### EXERCISE:
Scan the material and copy every line in which "DIRITTO" appears.

### INPUT ROWS:
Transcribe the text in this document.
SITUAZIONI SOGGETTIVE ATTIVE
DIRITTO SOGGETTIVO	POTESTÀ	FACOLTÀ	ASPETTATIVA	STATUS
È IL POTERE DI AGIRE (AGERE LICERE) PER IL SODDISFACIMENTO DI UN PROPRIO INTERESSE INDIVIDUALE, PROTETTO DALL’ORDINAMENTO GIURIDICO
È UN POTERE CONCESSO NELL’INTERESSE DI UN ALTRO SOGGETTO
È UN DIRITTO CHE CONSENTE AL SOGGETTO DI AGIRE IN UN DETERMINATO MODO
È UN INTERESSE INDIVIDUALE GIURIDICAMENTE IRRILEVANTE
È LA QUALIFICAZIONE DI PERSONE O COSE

### THE RESULT:
DIRITTO SOGGETTIVO	POTESTÀ	FACOLTÀ	ASPETTATIVA	STATUS
È UN DIRITTO CHE CONSENTE AL SOGGETTO DI AGIRE IN UN DETERMINATO MODO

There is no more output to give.